## DO THIS
Copy out the line containing "What text is on this page?" and each line after it, through the last one in the material, exactly as written.
* * *
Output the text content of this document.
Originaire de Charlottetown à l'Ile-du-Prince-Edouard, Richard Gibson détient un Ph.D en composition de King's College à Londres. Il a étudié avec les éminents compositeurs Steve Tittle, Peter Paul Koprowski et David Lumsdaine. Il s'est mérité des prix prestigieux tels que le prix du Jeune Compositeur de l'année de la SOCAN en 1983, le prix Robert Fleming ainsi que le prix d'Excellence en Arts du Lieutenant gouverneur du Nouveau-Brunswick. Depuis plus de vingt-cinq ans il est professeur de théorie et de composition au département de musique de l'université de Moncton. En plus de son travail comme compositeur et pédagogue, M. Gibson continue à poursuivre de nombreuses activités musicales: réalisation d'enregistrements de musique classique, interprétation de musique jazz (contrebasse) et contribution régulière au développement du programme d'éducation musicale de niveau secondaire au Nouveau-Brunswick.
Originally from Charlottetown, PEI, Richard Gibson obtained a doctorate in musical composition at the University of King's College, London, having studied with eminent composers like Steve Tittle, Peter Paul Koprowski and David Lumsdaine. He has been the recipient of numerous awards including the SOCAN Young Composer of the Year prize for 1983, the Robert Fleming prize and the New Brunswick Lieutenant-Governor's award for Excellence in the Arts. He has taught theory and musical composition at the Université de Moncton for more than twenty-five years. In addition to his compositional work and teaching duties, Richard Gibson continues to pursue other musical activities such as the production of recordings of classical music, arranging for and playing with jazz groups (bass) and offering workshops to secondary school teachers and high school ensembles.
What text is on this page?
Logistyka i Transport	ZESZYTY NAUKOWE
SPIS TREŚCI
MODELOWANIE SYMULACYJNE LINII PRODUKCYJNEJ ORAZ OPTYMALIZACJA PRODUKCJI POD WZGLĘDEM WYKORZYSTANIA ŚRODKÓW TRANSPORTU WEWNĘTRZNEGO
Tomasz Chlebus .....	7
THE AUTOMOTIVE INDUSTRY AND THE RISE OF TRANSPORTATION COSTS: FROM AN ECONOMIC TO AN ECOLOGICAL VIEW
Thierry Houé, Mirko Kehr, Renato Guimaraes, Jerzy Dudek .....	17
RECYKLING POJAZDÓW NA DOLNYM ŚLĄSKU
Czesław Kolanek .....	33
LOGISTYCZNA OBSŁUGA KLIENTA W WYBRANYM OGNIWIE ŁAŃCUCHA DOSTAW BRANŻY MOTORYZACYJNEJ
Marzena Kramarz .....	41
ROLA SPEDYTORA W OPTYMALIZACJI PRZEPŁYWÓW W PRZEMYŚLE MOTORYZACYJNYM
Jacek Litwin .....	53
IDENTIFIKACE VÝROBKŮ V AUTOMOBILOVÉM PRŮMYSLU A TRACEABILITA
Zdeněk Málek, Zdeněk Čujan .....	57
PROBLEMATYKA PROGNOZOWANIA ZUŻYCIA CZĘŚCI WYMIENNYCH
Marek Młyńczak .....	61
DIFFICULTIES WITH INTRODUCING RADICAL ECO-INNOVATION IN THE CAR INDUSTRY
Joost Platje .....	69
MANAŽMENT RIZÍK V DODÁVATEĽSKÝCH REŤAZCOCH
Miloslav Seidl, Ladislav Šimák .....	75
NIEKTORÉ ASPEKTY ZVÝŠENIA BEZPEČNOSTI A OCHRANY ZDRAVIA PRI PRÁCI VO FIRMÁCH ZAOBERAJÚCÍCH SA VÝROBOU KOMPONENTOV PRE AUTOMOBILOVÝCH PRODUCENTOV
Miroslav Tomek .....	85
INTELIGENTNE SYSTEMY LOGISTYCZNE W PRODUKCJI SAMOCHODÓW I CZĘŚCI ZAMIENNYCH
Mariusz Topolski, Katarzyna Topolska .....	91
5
* * *
## SOLUTION TO THIS EXERCISE
What text is on this page?
Logistyka i Transport	ZESZYTY NAUKOWE
SPIS TREŚCI
MODELOWANIE SYMULACYJNE LINII PRODUKCYJNEJ ORAZ OPTYMALIZACJA PRODUKCJI POD WZGLĘDEM WYKORZYSTANIA ŚRODKÓW TRANSPORTU WEWNĘTRZNEGO
Tomasz Chlebus .....	7
THE AUTOMOTIVE INDUSTRY AND THE RISE OF TRANSPORTATION COSTS: FROM AN ECONOMIC TO AN ECOLOGICAL VIEW
Thierry Houé, Mirko Kehr, Renato Guimaraes, Jerzy Dudek .....	17
RECYKLING POJAZDÓW NA DOLNYM ŚLĄSKU
Czesław Kolanek .....	33
LOGISTYCZNA OBSŁUGA KLIENTA W WYBRANYM OGNIWIE ŁAŃCUCHA DOSTAW BRANŻY MOTORYZACYJNEJ
Marzena Kramarz .....	41
ROLA SPEDYTORA W OPTYMALIZACJI PRZEPŁYWÓW W PRZEMYŚLE MOTORYZACYJNYM
Jacek Litwin .....	53
IDENTIFIKACE VÝROBKŮ V AUTOMOBILOVÉM PRŮMYSLU A TRACEABILITA
Zdeněk Málek, Zdeněk Čujan .....	57
PROBLEMATYKA PROGNOZOWANIA ZUŻYCIA CZĘŚCI WYMIENNYCH
Marek Młyńczak .....	61
DIFFICULTIES WITH INTRODUCING RADICAL ECO-INNOVATION IN THE CAR INDUSTRY
Joost Platje .....	69
MANAŽMENT RIZÍK V DODÁVATEĽSKÝCH REŤAZCOCH
Miloslav Seidl, Ladislav Šimák .....	75
NIEKTORÉ ASPEKTY ZVÝŠENIA BEZPEČNOSTI A OCHRANY ZDRAVIA PRI PRÁCI VO FIRMÁCH ZAOBERAJÚCÍCH SA VÝROBOU KOMPONENTOV PRE AUTOMOBILOVÝCH PRODUCENTOV
Miroslav Tomek .....	85
INTELIGENTNE SYSTEMY LOGISTYCZNE W PRODUKCJI SAMOCHODÓW I CZĘŚCI ZAMIENNYCH
Mariusz Topolski, Katarzyna Topolska .....	91
5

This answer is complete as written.